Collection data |
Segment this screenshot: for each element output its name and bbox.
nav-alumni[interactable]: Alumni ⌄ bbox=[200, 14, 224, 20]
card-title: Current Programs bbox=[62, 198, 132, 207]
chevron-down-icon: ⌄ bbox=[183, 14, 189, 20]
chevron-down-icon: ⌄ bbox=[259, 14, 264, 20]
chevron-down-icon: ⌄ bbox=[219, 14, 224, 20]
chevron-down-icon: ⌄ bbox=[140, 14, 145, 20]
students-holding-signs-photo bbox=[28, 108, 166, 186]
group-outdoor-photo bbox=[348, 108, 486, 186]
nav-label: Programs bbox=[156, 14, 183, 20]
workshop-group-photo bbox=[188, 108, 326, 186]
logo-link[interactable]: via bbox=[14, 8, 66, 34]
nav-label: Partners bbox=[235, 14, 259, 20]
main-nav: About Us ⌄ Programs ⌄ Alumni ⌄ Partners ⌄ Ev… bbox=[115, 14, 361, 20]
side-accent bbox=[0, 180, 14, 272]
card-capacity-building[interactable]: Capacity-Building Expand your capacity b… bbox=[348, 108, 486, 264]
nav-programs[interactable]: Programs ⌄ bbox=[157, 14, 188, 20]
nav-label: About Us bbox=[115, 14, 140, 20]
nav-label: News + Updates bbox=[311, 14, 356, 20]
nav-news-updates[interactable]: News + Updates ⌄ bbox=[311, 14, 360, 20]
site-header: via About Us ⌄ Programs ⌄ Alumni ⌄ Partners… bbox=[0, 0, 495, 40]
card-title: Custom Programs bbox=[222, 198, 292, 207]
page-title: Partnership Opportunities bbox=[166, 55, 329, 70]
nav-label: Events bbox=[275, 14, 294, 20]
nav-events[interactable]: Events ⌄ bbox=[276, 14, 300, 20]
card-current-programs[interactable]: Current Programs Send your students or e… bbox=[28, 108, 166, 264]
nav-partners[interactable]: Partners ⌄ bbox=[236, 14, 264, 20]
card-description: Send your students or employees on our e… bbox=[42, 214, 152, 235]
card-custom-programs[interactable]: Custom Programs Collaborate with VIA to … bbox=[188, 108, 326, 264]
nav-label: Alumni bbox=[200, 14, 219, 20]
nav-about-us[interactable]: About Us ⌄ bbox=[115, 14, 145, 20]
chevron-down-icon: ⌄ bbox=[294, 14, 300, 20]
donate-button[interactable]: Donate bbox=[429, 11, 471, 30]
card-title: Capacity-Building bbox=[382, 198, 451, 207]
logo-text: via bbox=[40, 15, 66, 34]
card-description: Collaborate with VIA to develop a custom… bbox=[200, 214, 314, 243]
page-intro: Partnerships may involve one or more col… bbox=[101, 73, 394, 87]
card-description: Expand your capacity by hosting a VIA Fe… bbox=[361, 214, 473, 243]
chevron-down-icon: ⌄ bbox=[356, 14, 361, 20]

Written exercise |
Gather every line of the data above that contains the word "your", and list those lines in full.

Correct answer |
card-capacity-building[interactable]: Capacity-Building Expand your capacity b… bbox=[348, 108, 486, 264]
card-current-programs[interactable]: Current Programs Send your students or e… bbox=[28, 108, 166, 264]
card-description: Send your students or employees on our e… bbox=[42, 214, 152, 235]
card-description: Expand your capacity by hosting a VIA Fe… bbox=[361, 214, 473, 243]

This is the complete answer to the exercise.